* What is asked
Work out the number of lines in the records that include the word "NCEP"; reply with that number alone.

>> Begin Dataset extract

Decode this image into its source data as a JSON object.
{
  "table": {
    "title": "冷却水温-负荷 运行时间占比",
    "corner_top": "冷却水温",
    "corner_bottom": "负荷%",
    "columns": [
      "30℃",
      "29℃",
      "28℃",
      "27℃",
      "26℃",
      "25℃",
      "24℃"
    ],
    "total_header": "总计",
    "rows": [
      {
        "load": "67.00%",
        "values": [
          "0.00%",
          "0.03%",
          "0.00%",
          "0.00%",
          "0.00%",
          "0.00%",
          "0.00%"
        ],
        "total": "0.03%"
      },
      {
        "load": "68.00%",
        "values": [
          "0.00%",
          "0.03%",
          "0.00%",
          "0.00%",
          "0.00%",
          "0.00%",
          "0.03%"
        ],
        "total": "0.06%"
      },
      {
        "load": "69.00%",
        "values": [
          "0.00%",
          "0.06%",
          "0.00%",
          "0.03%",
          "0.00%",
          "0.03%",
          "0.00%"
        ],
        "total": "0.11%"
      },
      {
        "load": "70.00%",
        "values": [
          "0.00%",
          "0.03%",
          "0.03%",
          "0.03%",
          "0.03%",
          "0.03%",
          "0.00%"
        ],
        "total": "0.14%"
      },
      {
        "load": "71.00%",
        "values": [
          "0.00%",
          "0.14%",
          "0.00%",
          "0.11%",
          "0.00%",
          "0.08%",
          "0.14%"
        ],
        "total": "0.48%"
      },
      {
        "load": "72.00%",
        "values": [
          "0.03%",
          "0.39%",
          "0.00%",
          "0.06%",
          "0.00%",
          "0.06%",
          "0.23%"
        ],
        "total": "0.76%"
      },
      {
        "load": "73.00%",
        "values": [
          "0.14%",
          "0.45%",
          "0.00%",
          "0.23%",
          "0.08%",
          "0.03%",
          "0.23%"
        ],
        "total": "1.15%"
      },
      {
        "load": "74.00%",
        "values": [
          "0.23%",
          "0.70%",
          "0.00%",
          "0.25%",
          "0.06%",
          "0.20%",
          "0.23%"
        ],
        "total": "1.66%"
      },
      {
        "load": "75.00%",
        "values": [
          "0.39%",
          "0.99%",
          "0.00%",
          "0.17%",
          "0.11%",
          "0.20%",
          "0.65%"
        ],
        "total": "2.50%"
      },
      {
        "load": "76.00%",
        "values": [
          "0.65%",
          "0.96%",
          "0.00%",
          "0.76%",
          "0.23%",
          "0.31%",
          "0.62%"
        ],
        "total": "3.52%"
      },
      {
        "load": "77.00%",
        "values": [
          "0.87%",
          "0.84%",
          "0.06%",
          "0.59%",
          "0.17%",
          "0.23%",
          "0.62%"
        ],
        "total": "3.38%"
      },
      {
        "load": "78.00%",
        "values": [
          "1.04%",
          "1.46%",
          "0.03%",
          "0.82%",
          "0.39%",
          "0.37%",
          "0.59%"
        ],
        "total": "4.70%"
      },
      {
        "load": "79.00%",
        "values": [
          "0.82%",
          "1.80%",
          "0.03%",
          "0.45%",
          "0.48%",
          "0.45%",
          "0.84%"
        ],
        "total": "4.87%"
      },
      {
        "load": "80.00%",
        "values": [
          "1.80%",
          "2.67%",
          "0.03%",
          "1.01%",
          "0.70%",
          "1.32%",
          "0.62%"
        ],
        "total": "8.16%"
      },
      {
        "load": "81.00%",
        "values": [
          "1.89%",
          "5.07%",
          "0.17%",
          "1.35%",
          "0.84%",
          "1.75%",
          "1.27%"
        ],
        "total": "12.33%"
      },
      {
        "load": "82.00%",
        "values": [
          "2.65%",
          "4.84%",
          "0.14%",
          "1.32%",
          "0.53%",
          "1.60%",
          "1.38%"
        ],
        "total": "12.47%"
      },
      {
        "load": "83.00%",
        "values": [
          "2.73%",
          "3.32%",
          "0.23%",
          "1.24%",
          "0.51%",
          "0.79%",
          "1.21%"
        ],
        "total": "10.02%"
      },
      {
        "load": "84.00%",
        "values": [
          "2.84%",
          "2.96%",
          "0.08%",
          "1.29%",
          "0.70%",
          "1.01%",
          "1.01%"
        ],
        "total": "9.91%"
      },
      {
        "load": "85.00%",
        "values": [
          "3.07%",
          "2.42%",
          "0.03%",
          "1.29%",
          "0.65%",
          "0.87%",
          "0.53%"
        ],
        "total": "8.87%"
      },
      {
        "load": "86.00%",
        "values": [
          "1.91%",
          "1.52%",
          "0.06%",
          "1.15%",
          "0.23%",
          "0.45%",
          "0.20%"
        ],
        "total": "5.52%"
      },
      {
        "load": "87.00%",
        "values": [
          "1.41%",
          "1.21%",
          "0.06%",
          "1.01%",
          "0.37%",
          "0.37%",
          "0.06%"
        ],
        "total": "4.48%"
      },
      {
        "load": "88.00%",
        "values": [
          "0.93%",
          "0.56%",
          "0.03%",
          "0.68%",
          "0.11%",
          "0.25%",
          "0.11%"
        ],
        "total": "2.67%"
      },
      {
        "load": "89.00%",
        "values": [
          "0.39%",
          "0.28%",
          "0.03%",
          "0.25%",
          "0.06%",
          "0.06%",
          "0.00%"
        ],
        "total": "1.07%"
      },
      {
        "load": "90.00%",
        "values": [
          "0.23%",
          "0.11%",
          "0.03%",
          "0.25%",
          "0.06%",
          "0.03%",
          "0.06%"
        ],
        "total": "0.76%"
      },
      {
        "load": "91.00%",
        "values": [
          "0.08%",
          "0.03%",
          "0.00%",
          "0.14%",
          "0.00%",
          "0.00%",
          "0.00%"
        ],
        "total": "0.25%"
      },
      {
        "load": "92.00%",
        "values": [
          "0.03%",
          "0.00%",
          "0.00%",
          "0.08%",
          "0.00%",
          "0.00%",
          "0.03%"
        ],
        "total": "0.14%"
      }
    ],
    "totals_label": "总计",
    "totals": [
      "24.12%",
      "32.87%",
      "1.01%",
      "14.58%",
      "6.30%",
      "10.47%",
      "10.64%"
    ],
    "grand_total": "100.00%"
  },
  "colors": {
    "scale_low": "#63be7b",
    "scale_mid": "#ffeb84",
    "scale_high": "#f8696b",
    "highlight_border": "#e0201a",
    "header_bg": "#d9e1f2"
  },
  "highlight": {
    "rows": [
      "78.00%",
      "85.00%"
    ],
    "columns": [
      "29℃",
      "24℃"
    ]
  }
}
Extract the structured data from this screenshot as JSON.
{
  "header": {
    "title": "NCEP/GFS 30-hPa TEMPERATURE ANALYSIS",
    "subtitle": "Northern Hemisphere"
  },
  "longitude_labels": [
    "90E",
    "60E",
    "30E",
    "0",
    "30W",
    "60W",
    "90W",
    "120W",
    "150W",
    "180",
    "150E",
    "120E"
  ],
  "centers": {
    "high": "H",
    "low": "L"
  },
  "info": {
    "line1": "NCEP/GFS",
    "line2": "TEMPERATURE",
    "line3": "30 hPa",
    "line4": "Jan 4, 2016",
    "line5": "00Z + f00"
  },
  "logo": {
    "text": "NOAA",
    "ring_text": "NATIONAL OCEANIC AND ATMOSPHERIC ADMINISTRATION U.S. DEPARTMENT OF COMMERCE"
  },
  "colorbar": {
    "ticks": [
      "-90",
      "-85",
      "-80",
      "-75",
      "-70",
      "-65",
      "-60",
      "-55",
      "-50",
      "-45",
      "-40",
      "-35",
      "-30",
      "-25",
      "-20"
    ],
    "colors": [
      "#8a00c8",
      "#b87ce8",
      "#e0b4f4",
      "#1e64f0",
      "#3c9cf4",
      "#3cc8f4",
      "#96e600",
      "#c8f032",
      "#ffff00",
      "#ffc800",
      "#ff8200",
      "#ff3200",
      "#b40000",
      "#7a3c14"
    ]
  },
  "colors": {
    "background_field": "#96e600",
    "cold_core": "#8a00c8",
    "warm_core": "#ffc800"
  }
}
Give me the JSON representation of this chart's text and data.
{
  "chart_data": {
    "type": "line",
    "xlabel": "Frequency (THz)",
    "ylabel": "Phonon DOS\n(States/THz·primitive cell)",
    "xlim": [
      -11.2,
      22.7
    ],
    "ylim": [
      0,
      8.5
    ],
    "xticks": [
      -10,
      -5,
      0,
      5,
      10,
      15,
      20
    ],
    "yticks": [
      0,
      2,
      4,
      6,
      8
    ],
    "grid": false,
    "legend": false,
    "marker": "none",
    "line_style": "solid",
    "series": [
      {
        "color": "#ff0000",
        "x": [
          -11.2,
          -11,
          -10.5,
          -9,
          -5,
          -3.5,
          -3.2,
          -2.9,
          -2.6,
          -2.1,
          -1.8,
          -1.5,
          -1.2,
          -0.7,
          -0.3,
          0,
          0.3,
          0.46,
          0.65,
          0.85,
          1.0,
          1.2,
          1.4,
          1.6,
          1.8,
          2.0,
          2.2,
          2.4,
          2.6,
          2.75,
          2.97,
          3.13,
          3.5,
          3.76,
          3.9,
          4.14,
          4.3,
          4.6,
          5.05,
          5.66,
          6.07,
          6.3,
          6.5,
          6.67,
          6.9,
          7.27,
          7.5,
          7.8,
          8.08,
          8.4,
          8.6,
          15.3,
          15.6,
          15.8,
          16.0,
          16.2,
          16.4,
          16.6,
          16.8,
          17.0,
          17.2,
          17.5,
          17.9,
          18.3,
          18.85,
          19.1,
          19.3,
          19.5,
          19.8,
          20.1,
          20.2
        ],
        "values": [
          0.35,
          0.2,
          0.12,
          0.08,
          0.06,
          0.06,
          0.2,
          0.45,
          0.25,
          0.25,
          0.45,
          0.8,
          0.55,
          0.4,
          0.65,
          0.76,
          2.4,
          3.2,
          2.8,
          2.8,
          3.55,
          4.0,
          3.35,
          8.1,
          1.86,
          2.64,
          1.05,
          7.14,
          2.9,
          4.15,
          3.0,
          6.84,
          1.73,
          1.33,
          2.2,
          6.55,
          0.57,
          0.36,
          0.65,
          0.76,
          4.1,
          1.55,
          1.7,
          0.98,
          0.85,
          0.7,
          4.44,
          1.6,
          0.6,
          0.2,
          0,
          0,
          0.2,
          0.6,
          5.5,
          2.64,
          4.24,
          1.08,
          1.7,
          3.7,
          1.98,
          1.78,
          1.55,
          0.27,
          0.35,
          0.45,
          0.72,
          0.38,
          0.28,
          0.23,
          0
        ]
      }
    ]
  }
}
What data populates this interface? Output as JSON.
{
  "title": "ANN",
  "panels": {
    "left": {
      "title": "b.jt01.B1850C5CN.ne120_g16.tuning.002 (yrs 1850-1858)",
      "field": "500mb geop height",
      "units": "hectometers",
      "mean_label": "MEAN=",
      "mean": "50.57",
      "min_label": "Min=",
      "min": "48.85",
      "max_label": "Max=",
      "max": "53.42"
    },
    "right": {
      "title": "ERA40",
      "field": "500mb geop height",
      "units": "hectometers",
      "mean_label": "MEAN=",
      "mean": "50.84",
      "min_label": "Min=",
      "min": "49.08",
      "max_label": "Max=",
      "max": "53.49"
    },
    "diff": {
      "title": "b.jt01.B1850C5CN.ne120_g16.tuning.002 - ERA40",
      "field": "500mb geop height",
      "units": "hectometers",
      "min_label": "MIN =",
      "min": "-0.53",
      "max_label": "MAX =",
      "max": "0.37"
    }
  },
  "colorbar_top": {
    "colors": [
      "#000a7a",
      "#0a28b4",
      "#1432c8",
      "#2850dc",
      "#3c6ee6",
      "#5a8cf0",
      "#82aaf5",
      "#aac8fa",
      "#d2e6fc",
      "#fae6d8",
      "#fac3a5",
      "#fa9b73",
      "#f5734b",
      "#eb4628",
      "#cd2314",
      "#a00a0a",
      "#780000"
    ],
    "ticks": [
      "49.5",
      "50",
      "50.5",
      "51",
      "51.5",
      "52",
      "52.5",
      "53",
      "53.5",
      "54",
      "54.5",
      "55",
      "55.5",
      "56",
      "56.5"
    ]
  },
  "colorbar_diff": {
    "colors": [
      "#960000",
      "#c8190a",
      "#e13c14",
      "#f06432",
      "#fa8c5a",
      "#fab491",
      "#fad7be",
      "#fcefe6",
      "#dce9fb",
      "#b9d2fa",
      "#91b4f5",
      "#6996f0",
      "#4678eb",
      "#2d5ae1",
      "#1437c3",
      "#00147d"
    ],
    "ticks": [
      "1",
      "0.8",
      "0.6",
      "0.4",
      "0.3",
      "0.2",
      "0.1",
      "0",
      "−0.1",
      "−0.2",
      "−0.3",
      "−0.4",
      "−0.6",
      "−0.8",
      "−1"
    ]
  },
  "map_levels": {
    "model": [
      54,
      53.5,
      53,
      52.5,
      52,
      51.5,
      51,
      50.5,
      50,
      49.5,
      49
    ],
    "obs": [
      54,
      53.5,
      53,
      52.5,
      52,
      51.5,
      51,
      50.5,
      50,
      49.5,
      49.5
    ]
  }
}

>> End Dataset extract

* Answer to this exercise
2